(begin)

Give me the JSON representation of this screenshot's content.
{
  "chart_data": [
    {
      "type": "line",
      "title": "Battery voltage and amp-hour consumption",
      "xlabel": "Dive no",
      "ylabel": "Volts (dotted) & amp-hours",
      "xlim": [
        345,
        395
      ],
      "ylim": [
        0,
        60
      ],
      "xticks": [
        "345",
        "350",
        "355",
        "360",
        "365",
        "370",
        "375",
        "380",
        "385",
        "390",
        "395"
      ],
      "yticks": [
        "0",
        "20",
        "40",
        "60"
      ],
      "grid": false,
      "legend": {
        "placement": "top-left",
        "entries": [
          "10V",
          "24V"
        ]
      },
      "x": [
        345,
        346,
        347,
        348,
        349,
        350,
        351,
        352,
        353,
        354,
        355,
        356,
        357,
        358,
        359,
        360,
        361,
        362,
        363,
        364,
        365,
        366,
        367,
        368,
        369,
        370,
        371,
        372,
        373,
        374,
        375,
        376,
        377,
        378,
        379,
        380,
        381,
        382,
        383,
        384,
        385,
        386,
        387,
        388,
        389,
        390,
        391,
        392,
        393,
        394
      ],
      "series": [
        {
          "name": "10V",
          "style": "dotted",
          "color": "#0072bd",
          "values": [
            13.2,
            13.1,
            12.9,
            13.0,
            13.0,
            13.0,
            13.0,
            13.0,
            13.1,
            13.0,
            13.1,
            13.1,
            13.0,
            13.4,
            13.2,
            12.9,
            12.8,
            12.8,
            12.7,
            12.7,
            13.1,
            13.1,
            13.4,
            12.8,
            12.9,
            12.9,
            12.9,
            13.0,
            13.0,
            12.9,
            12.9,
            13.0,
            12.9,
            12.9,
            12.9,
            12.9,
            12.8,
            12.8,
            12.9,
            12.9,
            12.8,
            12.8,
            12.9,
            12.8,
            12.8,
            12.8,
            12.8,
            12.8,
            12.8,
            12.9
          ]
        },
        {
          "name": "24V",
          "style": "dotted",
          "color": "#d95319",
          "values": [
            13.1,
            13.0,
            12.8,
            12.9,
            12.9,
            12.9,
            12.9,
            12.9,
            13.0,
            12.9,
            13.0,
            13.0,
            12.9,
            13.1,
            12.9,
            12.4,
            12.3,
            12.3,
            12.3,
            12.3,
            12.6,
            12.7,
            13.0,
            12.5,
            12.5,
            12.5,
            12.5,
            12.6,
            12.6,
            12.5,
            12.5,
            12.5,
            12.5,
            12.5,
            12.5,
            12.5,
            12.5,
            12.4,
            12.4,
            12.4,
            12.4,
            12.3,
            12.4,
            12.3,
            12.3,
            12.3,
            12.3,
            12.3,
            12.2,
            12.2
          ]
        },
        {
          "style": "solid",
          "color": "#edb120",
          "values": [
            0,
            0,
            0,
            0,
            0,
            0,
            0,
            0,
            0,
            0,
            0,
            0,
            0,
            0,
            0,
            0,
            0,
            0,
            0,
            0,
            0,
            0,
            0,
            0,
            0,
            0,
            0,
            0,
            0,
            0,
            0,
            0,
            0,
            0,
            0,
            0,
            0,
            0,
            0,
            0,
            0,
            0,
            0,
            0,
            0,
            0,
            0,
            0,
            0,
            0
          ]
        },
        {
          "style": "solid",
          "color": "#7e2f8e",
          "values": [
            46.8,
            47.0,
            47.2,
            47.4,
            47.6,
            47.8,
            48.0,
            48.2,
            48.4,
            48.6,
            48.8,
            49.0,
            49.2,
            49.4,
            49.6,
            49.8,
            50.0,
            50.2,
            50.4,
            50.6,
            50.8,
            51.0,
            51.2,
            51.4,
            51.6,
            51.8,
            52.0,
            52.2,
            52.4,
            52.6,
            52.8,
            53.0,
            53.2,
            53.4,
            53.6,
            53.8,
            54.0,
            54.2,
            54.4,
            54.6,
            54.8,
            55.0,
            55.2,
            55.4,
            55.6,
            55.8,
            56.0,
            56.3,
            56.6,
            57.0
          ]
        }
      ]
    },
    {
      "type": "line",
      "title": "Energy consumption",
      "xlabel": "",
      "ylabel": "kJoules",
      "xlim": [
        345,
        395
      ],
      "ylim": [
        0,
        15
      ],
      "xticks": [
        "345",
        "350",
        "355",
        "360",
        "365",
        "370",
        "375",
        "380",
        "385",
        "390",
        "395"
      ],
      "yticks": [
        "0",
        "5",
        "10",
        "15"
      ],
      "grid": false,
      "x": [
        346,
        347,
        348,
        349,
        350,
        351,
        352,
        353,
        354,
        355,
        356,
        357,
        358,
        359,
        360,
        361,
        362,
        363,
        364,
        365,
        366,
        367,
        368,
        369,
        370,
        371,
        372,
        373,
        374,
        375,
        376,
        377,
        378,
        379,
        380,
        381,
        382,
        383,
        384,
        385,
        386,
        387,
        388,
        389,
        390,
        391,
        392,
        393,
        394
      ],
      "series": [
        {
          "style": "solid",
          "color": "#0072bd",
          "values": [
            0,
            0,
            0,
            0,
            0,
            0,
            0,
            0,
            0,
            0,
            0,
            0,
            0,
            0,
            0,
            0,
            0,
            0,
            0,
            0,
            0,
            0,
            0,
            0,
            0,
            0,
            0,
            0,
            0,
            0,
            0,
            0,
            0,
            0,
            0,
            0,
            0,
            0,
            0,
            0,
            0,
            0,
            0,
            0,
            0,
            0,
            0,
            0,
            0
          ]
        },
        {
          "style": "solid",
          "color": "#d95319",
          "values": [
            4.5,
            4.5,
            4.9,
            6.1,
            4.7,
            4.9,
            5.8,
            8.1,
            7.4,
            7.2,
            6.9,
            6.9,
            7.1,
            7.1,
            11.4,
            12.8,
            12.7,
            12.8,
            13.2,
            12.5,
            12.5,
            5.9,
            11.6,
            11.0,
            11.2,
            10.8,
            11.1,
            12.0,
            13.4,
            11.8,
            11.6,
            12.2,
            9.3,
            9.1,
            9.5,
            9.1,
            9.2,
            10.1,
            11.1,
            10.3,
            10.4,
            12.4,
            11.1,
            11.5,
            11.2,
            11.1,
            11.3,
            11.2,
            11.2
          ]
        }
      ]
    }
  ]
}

(end)

What to produce >> Look for "ylabel" and pull out every line that has it.

The reply >>
      "ylabel": "Volts (dotted) & amp-hours",
      "ylabel": "kJoules",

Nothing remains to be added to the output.